> **Given request**: Lay out the records below as a JSON list of strings, with one string for each line and no blank lines.
□ □ □ □ □
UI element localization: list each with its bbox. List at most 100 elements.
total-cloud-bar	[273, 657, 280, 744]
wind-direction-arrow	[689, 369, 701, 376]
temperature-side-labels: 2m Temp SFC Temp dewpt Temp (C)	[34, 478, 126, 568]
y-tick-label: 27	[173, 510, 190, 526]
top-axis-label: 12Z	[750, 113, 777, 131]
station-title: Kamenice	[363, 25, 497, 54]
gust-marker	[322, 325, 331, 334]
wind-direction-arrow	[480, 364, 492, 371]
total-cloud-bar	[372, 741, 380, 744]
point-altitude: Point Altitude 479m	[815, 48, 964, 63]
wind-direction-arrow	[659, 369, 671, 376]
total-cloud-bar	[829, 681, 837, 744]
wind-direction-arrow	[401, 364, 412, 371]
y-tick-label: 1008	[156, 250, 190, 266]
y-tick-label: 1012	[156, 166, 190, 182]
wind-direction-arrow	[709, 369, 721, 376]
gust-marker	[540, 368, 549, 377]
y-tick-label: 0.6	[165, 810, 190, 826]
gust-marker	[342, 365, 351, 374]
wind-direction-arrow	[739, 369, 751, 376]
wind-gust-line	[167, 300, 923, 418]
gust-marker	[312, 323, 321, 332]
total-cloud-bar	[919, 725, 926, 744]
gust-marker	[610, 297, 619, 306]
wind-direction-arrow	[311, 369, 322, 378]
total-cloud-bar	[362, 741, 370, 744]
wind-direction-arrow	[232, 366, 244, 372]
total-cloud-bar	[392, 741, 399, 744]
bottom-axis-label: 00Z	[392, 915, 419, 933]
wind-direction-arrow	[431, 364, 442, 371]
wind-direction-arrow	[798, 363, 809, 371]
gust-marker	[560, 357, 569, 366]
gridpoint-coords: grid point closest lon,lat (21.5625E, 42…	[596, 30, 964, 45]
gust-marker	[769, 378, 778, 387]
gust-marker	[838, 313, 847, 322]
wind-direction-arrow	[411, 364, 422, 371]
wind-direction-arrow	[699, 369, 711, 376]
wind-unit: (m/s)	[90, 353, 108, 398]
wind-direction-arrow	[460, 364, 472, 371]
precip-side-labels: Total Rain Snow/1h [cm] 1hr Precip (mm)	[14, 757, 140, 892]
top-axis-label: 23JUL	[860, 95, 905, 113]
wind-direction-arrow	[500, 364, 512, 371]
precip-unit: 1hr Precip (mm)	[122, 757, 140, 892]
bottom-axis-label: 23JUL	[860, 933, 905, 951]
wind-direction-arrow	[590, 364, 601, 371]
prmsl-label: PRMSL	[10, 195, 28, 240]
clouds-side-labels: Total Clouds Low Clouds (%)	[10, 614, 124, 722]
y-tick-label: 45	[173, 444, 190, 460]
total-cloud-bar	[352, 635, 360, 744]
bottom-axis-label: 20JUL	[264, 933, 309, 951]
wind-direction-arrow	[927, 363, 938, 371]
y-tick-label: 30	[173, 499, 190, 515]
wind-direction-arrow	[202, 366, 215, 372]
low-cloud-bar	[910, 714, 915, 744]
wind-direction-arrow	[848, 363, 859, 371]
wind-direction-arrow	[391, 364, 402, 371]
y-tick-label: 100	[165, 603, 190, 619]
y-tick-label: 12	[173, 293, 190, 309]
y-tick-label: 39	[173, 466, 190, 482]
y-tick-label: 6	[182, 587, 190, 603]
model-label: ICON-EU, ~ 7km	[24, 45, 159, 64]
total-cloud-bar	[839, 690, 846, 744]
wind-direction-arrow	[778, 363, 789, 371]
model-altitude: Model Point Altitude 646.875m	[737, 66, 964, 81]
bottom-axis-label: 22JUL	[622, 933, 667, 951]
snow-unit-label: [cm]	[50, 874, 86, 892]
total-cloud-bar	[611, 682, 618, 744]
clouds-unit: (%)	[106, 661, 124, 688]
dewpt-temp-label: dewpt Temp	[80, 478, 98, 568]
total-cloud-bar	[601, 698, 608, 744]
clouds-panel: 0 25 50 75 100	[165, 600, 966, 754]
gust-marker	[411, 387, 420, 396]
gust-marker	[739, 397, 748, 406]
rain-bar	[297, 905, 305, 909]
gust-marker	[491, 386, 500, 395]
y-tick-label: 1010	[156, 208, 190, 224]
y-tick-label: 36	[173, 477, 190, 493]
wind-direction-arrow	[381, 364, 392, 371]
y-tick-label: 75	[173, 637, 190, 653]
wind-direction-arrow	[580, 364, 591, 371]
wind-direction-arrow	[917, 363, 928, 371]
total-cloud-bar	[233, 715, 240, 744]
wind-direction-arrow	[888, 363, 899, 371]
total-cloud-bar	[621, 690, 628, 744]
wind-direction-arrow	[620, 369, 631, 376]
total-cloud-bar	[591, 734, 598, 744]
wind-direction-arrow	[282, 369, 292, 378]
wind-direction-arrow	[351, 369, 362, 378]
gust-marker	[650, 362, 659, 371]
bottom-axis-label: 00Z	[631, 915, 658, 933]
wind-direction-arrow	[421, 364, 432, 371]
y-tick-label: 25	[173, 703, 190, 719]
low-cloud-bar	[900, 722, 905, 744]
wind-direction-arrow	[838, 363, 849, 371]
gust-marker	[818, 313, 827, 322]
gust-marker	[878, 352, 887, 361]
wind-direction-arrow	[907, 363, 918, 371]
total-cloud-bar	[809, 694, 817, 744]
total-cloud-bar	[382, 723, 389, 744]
□ □ □ □ □
> **Response below**:
[
  "UI element localization: list each with its bbox. List at most 100 elements.",
  "total-cloud-bar\t[273, 657, 280, 744]",
  "wind-direction-arrow\t[689, 369, 701, 376]",
  "temperature-side-labels: 2m Temp SFC Temp dewpt Temp (C)\t[34, 478, 126, 568]",
  "y-tick-label: 27\t[173, 510, 190, 526]",
  "top-axis-label: 12Z\t[750, 113, 777, 131]",
  "station-title: Kamenice\t[363, 25, 497, 54]",
  "gust-marker\t[322, 325, 331, 334]",
  "wind-direction-arrow\t[480, 364, 492, 371]",
  "total-cloud-bar\t[372, 741, 380, 744]",
  "point-altitude: Point Altitude 479m\t[815, 48, 964, 63]",
  "wind-direction-arrow\t[659, 369, 671, 376]",
  "total-cloud-bar\t[829, 681, 837, 744]",
  "wind-direction-arrow\t[401, 364, 412, 371]",
  "y-tick-label: 1008\t[156, 250, 190, 266]",
  "y-tick-label: 1012\t[156, 166, 190, 182]",
  "wind-direction-arrow\t[709, 369, 721, 376]",
  "gust-marker\t[540, 368, 549, 377]",
  "y-tick-label: 0.6\t[165, 810, 190, 826]",
  "gust-marker\t[342, 365, 351, 374]",
  "wind-direction-arrow\t[739, 369, 751, 376]",
  "wind-gust-line\t[167, 300, 923, 418]",
  "gust-marker\t[312, 323, 321, 332]",
  "total-cloud-bar\t[919, 725, 926, 744]",
  "gust-marker\t[610, 297, 619, 306]",
  "wind-direction-arrow\t[311, 369, 322, 378]",
  "total-cloud-bar\t[362, 741, 370, 744]",
  "wind-direction-arrow\t[232, 366, 244, 372]",
  "total-cloud-bar\t[392, 741, 399, 744]",
  "bottom-axis-label: 00Z\t[392, 915, 419, 933]",
  "wind-direction-arrow\t[431, 364, 442, 371]",
  "wind-direction-arrow\t[798, 363, 809, 371]",
  "gust-marker\t[560, 357, 569, 366]",
  "gridpoint-coords: grid point closest lon,lat (21.5625E, 42…\t[596, 30, 964, 45]",
  "gust-marker\t[769, 378, 778, 387]",
  "gust-marker\t[838, 313, 847, 322]",
  "wind-direction-arrow\t[411, 364, 422, 371]",
  "wind-direction-arrow\t[699, 369, 711, 376]",
  "wind-unit: (m/s)\t[90, 353, 108, 398]",
  "wind-direction-arrow\t[460, 364, 472, 371]",
  "precip-side-labels: Total Rain Snow/1h [cm] 1hr Precip (mm)\t[14, 757, 140, 892]",
  "top-axis-label: 23JUL\t[860, 95, 905, 113]",
  "wind-direction-arrow\t[500, 364, 512, 371]",
  "precip-unit: 1hr Precip (mm)\t[122, 757, 140, 892]",
  "bottom-axis-label: 23JUL\t[860, 933, 905, 951]",
  "wind-direction-arrow\t[590, 364, 601, 371]",
  "prmsl-label: PRMSL\t[10, 195, 28, 240]",
  "clouds-side-labels: Total Clouds Low Clouds (%)\t[10, 614, 124, 722]",
  "y-tick-label: 45\t[173, 444, 190, 460]",
  "total-cloud-bar\t[352, 635, 360, 744]",
  "bottom-axis-label: 20JUL\t[264, 933, 309, 951]",
  "wind-direction-arrow\t[927, 363, 938, 371]",
  "y-tick-label: 30\t[173, 499, 190, 515]",
  "wind-direction-arrow\t[202, 366, 215, 372]",
  "low-cloud-bar\t[910, 714, 915, 744]",
  "wind-direction-arrow\t[848, 363, 859, 371]",
  "wind-direction-arrow\t[391, 364, 402, 371]",
  "y-tick-label: 100\t[165, 603, 190, 619]",
  "y-tick-label: 12\t[173, 293, 190, 309]",
  "y-tick-label: 39\t[173, 466, 190, 482]",
  "y-tick-label: 6\t[182, 587, 190, 603]",
  "model-label: ICON-EU, ~ 7km\t[24, 45, 159, 64]",
  "total-cloud-bar\t[839, 690, 846, 744]",
  "wind-direction-arrow\t[778, 363, 789, 371]",
  "model-altitude: Model Point Altitude 646.875m\t[737, 66, 964, 81]",
  "bottom-axis-label: 22JUL\t[622, 933, 667, 951]",
  "snow-unit-label: [cm]\t[50, 874, 86, 892]",
  "total-cloud-bar\t[611, 682, 618, 744]",
  "clouds-unit: (%)\t[106, 661, 124, 688]",
  "dewpt-temp-label: dewpt Temp\t[80, 478, 98, 568]",
  "total-cloud-bar\t[601, 698, 608, 744]",
  "clouds-panel: 0 25 50 75 100\t[165, 600, 966, 754]",
  "gust-marker\t[411, 387, 420, 396]",
  "gust-marker\t[739, 397, 748, 406]",
  "rain-bar\t[297, 905, 305, 909]",
  "gust-marker\t[491, 386, 500, 395]",
  "y-tick-label: 1010\t[156, 208, 190, 224]",
  "y-tick-label: 36\t[173, 477, 190, 493]",
  "wind-direction-arrow\t[381, 364, 392, 371]",
  "y-tick-label: 75\t[173, 637, 190, 653]",
  "wind-direction-arrow\t[580, 364, 591, 371]",
  "wind-direction-arrow\t[917, 363, 928, 371]",
  "total-cloud-bar\t[233, 715, 240, 744]",
  "wind-direction-arrow\t[888, 363, 899, 371]",
  "total-cloud-bar\t[621, 690, 628, 744]",
  "wind-direction-arrow\t[620, 369, 631, 376]",
  "total-cloud-bar\t[591, 734, 598, 744]",
  "wind-direction-arrow\t[282, 369, 292, 378]",
  "wind-direction-arrow\t[351, 369, 362, 378]",
  "gust-marker\t[650, 362, 659, 371]",
  "bottom-axis-label: 00Z\t[631, 915, 658, 933]",
  "wind-direction-arrow\t[421, 364, 432, 371]",
  "y-tick-label: 25\t[173, 703, 190, 719]",
  "low-cloud-bar\t[900, 722, 905, 744]",
  "wind-direction-arrow\t[838, 363, 849, 371]",
  "gust-marker\t[818, 313, 827, 322]",
  "gust-marker\t[878, 352, 887, 361]",
  "wind-direction-arrow\t[907, 363, 918, 371]",
  "total-cloud-bar\t[809, 694, 817, 744]",
  "total-cloud-bar\t[382, 723, 389, 744]"
]